Stored records:

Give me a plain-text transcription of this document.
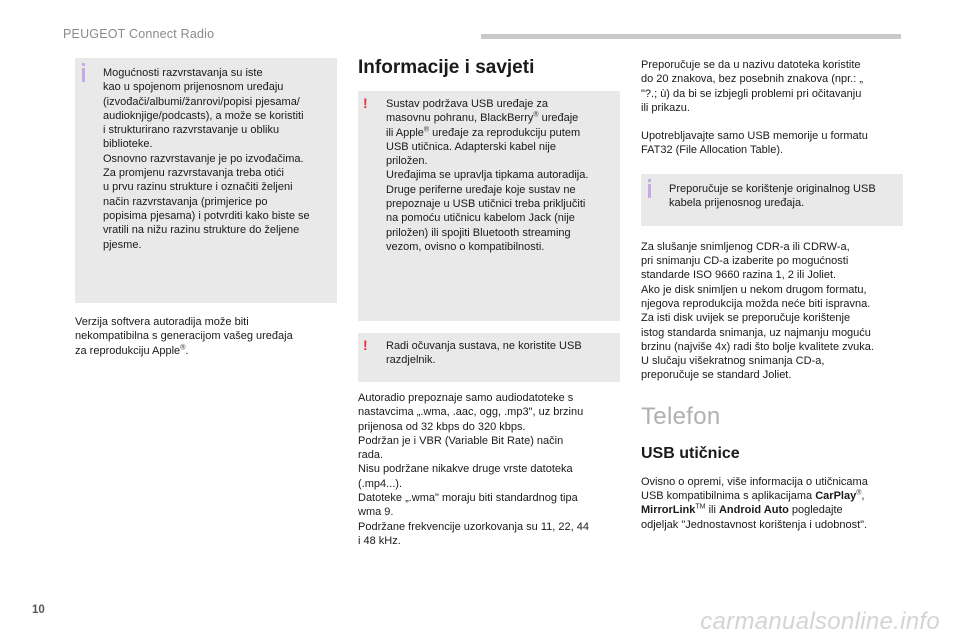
PEUGEOT Connect Radio
Mogućnosti razvrstavanja su iste
kao u spojenom prijenosnom uređaju
(izvođači/albumi/žanrovi/popisi pjesama/
audioknjige/podcasts), a može se koristiti
i strukturirano razvrstavanje u obliku
biblioteke.
Osnovno razvrstavanje je po izvođačima.
Za promjenu razvrstavanja treba otići
u prvu razinu strukture i označiti željeni
način razvrstavanja (primjerice po
popisima pjesama) i potvrditi kako biste se
vratili na nižu razinu strukture do željene
pjesme.
Verzija softvera autoradija može biti
nekompatibilna s generacijom vašeg uređaja
za reprodukciju Apple®.
Informacije i savjeti
!	Sustav podržava USB uređaje za
masovnu pohranu, BlackBerry® uređaje
ili Apple® uređaje za reprodukciju putem
USB utičnica. Adapterski kabel nije
priložen.
Uređajima se upravlja tipkama autoradija.
Druge periferne uređaje koje sustav ne
prepoznaje u USB utičnici treba priključiti
na pomoću utičnicu kabelom Jack (nije
priložen) ili spojiti Bluetooth streaming
vezom, ovisno o kompatibilnosti.
!	Radi očuvanja sustava, ne koristite USB
razdjelnik.
Autoradio prepoznaje samo audiodatoteke s
nastavcima „.wma, .aac, ogg, .mp3", uz brzinu
prijenosa od 32 kbps do 320 kbps.
Podržan je i VBR (Variable Bit Rate) način
rada.
Nisu podržane nikakve druge vrste datoteka
(.mp4...).
Datoteke „.wma" moraju biti standardnog tipa
wma 9.
Podržane frekvencije uzorkovanja su 11, 22, 44
i 48 kHz.
Preporučuje se da u nazivu datoteka koristite
do 20 znakova, bez posebnih znakova (npr.: „
"?.; ù) da bi se izbjegli problemi pri očitavanju
ili prikazu.
Upotrebljavajte samo USB memorije u formatu
FAT32 (File Allocation Table).
Preporučuje se korištenje originalnog USB
kabela prijenosnog uređaja.
Za slušanje snimljenog CDR-a ili CDRW-a,
pri snimanju CD-a izaberite po mogućnosti
standarde ISO 9660 razina 1, 2 ili Joliet.
Ako je disk snimljen u nekom drugom formatu,
njegova reprodukcija možda neće biti ispravna.
Za isti disk uvijek se preporučuje korištenje
istog standarda snimanja, uz najmanju moguću
brzinu (najviše 4x) radi što bolje kvalitete zvuka.
U slučaju višekratnog snimanja CD-a,
preporučuje se standard Joliet.
Telefon
USB utičnice
Ovisno o opremi, više informacija o utičnicama
USB kompatibilnima s aplikacijama CarPlay®,
MirrorLink™ ili Android Auto pogledajte
odjeljak "Jednostavnost korištenja i udobnost".
10	carmanualsonline.info
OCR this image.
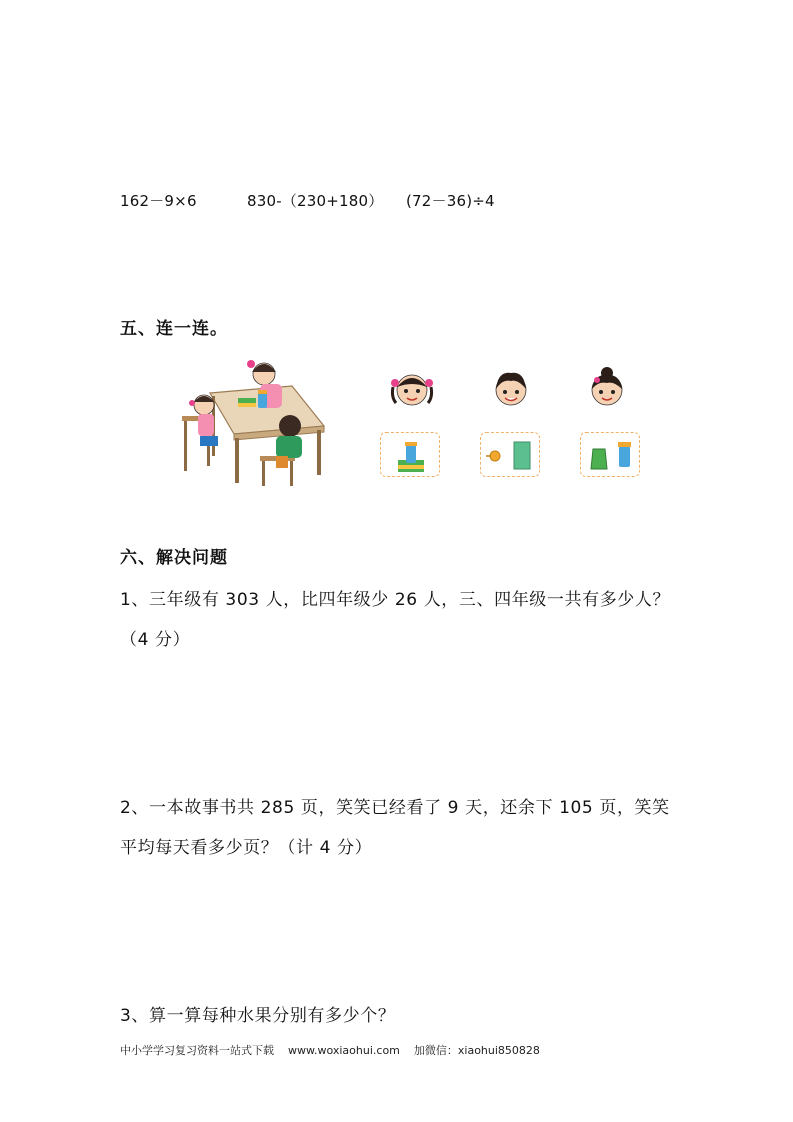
162－9×6	830-（230+180） (72－36)÷4
五、连一连。
六、解决问题
1、三年级有 303 人，比四年级少 26 人，三、四年级一共有多少人？
（4 分）
2、一本故事书共 285 页，笑笑已经看了 9 天，还余下 105 页，笑笑
平均每天看多少页？（计 4 分）
3、算一算每种水果分别有多少个？
中小学学习复习资料一站式下载 www.woxiaohui.com 加微信：xiaohui850828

Your task: Reproduce every line from the entries that holds the word "autoradija".

Result of the exercise:
Verzija softvera autoradija može biti
Uređajima se upravlja tipkama autoradija.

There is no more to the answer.